WRITTEN INSTRUCTION ->
Please copy the entries below character for character, starting with their first line and going on through the line with "- metric-headline-unit: %: [289, 793, 318, 828]".

MATERIAL FOR THE TASK ->
************
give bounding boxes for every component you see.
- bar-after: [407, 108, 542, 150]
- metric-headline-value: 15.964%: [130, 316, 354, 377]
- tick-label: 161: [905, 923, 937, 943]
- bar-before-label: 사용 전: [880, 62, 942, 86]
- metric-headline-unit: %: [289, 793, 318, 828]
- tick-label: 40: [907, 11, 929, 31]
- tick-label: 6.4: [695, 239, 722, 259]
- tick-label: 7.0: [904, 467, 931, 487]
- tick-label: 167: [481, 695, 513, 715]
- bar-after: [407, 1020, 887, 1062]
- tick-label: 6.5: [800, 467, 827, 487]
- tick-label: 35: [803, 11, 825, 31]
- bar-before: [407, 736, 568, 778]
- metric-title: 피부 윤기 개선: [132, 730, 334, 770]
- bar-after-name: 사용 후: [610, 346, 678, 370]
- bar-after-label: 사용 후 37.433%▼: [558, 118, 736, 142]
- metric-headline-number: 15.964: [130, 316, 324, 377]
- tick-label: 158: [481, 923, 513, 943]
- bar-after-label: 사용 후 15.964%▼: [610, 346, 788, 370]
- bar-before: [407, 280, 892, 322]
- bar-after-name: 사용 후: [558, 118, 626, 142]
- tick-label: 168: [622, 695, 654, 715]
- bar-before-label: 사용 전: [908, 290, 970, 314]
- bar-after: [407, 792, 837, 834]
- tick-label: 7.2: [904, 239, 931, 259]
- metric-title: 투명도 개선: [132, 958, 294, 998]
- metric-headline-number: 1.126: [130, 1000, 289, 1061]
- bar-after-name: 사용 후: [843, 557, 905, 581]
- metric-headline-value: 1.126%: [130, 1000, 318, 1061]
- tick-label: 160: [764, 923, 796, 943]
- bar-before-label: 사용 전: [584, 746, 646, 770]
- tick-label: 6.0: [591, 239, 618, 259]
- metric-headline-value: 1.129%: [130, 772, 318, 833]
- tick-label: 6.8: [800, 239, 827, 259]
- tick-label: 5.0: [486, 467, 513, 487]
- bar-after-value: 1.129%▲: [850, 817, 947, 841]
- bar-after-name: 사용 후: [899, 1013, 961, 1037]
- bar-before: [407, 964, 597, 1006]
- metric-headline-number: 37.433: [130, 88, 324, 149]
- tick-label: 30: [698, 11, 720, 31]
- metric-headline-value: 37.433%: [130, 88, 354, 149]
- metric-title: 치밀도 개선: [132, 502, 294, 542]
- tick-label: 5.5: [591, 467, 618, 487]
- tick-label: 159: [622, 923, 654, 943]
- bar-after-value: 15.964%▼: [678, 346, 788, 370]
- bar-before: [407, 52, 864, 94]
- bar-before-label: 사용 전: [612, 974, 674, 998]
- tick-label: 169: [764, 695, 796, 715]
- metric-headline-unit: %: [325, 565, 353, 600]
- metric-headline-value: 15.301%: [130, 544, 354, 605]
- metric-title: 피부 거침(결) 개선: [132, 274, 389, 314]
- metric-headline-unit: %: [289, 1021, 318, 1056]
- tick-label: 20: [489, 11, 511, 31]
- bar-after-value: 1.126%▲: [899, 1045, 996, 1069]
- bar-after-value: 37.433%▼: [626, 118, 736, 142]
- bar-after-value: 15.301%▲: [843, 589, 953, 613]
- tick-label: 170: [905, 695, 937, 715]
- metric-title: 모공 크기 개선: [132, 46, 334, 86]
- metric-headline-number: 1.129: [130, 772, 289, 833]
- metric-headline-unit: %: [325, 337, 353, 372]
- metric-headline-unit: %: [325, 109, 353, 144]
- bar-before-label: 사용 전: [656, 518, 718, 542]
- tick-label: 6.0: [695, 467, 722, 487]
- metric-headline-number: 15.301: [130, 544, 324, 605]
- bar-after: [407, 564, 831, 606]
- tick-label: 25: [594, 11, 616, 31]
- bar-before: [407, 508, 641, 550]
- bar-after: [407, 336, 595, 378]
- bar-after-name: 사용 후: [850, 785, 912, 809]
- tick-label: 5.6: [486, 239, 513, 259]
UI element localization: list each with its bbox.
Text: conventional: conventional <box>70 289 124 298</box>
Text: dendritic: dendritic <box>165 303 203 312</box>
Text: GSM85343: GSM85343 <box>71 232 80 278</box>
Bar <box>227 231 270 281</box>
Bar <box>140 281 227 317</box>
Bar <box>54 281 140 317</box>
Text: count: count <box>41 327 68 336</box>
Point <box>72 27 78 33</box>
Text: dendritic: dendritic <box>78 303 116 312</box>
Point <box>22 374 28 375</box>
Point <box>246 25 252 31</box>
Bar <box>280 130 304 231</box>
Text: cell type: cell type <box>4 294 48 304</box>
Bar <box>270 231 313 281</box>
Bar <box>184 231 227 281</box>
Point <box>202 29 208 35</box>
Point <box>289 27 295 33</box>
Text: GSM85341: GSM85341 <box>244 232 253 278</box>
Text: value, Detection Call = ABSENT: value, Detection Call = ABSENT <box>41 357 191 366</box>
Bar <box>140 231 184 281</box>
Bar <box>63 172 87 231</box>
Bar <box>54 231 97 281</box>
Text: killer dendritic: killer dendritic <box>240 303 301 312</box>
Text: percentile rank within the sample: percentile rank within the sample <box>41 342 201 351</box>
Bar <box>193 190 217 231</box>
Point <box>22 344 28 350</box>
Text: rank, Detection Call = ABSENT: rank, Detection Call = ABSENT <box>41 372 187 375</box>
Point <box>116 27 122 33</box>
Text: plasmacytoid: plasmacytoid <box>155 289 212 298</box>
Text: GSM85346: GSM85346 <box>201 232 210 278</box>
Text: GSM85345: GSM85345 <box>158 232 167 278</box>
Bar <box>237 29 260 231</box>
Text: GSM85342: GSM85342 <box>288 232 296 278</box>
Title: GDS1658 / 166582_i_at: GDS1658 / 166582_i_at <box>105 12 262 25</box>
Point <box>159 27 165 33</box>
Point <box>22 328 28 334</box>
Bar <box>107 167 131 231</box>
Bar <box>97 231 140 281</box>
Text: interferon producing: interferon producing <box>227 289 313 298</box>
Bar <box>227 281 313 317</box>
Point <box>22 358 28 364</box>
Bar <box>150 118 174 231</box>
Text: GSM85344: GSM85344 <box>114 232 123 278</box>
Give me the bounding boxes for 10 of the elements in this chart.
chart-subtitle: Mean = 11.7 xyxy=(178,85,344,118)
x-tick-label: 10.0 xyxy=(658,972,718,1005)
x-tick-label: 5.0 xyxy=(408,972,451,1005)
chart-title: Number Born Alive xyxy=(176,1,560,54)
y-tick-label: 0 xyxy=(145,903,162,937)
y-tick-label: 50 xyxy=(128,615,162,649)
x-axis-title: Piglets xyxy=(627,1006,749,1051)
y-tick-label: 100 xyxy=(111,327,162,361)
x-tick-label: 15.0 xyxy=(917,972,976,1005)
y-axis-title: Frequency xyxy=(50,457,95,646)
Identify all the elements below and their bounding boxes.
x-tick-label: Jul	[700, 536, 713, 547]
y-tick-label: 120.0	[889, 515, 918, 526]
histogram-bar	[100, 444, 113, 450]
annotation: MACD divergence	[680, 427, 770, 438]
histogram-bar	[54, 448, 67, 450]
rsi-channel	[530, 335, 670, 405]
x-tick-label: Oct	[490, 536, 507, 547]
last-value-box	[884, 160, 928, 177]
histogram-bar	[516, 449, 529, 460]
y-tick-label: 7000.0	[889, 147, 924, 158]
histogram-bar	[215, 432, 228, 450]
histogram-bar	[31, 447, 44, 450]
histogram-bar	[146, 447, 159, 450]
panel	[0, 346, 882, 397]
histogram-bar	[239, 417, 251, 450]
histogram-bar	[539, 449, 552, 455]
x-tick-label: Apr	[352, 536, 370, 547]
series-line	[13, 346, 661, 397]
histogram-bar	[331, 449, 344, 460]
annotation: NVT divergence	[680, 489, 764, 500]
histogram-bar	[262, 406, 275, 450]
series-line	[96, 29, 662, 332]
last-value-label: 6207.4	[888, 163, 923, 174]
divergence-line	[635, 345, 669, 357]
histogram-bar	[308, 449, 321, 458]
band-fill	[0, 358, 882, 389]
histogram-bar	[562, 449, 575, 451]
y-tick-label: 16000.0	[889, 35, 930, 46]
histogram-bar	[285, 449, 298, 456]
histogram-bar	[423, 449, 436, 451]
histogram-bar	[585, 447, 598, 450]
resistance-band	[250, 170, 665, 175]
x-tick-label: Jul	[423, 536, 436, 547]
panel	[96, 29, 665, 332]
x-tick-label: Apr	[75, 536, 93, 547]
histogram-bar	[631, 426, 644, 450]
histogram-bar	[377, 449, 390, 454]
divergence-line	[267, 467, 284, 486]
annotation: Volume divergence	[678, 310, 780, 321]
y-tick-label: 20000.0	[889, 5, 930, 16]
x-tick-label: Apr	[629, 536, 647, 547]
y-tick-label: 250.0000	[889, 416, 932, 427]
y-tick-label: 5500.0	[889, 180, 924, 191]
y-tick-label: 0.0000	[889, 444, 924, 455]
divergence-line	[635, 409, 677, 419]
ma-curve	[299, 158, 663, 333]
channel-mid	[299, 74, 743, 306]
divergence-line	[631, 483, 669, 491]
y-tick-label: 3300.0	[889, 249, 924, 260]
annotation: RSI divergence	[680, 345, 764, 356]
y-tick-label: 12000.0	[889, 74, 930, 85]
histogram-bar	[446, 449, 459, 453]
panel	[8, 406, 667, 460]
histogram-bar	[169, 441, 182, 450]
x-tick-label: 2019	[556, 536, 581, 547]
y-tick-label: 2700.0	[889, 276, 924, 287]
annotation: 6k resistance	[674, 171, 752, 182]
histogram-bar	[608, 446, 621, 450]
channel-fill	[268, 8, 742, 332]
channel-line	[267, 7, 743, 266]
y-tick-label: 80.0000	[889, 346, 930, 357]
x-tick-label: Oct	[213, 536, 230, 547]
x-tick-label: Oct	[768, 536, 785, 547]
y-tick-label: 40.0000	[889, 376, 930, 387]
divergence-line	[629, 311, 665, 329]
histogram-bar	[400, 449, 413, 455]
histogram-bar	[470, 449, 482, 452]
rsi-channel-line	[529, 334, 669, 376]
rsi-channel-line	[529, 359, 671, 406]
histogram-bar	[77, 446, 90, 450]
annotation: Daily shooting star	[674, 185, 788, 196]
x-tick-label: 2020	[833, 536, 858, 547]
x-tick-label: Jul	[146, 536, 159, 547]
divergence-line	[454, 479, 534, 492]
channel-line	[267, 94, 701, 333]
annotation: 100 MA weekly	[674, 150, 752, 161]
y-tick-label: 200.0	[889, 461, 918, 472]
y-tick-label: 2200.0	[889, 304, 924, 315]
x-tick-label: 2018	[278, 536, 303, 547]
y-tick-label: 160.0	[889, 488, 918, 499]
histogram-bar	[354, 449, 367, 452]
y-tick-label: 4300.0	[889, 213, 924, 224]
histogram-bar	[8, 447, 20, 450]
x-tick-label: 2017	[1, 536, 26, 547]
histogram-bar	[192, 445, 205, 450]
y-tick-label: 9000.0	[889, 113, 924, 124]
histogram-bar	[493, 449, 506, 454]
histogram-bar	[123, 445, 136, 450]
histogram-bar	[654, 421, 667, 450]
************
OUTPUT BELOW ->
give bounding boxes for every component you see.
- bar-after: [407, 108, 542, 150]
- metric-headline-value: 15.964%: [130, 316, 354, 377]
- tick-label: 161: [905, 923, 937, 943]
- bar-before-label: 사용 전: [880, 62, 942, 86]
- metric-headline-unit: %: [289, 793, 318, 828]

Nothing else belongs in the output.